Count the lines below that contain the word "Bible", and reply with only that number.

━━━━━━━━

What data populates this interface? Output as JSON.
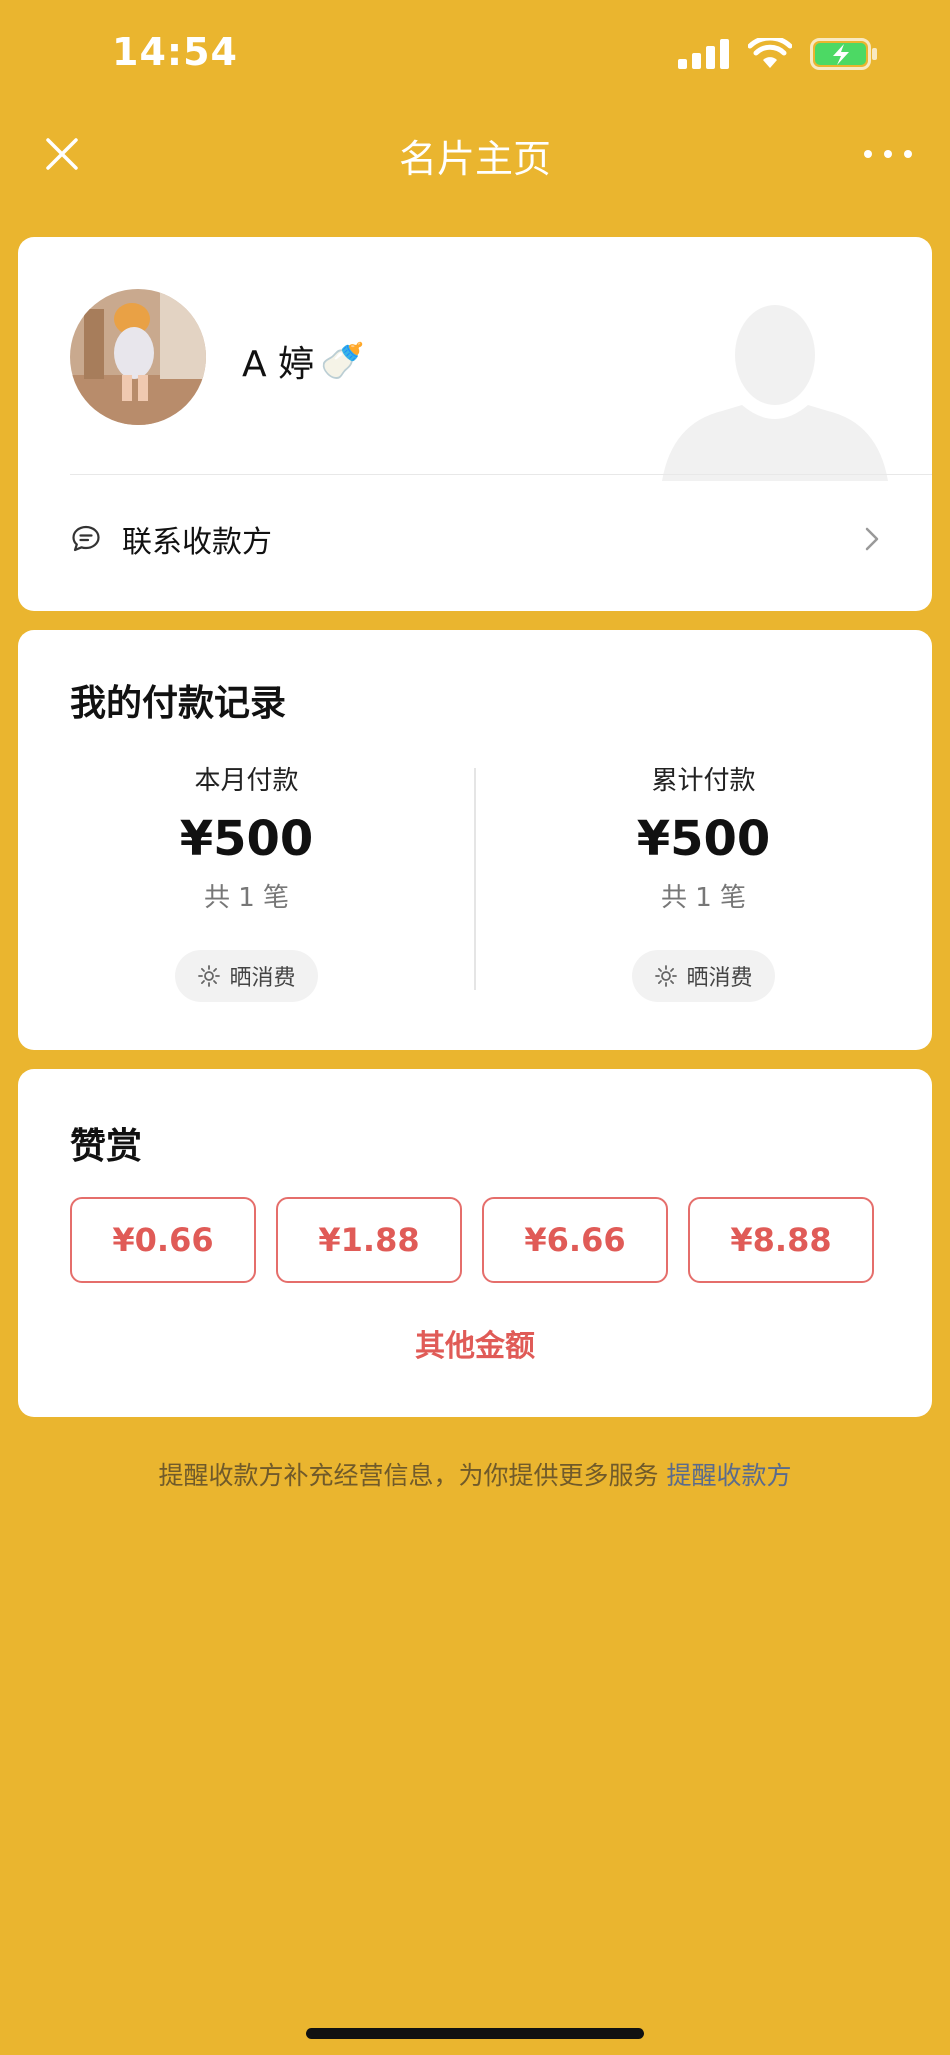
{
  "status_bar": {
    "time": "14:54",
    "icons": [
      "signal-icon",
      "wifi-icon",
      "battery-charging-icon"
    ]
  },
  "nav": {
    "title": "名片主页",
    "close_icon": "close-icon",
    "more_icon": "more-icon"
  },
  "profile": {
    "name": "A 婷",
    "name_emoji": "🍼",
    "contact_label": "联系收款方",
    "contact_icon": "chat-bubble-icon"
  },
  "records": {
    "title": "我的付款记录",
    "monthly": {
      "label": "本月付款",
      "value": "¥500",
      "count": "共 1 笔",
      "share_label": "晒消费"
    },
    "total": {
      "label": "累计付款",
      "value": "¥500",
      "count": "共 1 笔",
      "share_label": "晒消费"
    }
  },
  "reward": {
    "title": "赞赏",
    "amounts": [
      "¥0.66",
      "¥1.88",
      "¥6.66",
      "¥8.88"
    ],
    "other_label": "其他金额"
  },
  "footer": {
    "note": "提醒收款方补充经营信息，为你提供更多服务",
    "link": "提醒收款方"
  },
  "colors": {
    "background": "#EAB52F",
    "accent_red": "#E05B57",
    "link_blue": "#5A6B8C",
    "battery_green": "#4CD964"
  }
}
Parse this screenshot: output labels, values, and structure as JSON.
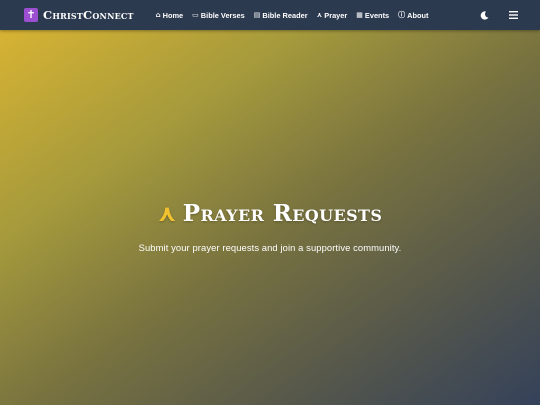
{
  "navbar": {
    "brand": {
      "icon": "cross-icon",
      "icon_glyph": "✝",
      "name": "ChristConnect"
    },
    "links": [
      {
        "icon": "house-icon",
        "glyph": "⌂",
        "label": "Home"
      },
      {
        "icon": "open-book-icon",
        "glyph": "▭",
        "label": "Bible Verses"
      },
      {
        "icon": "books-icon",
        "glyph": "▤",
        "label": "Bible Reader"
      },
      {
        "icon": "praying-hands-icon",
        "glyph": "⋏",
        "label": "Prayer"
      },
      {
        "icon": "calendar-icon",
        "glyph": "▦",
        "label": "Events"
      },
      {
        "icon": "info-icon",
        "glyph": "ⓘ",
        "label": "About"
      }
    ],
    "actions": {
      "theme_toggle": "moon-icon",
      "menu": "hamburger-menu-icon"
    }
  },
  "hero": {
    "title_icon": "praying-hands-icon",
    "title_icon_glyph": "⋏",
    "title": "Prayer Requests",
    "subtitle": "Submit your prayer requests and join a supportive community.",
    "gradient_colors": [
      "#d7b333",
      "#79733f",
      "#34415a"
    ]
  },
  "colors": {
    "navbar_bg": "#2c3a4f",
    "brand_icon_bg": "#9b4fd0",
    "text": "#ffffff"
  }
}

━━━━━━━━

* Solution to the exercise
2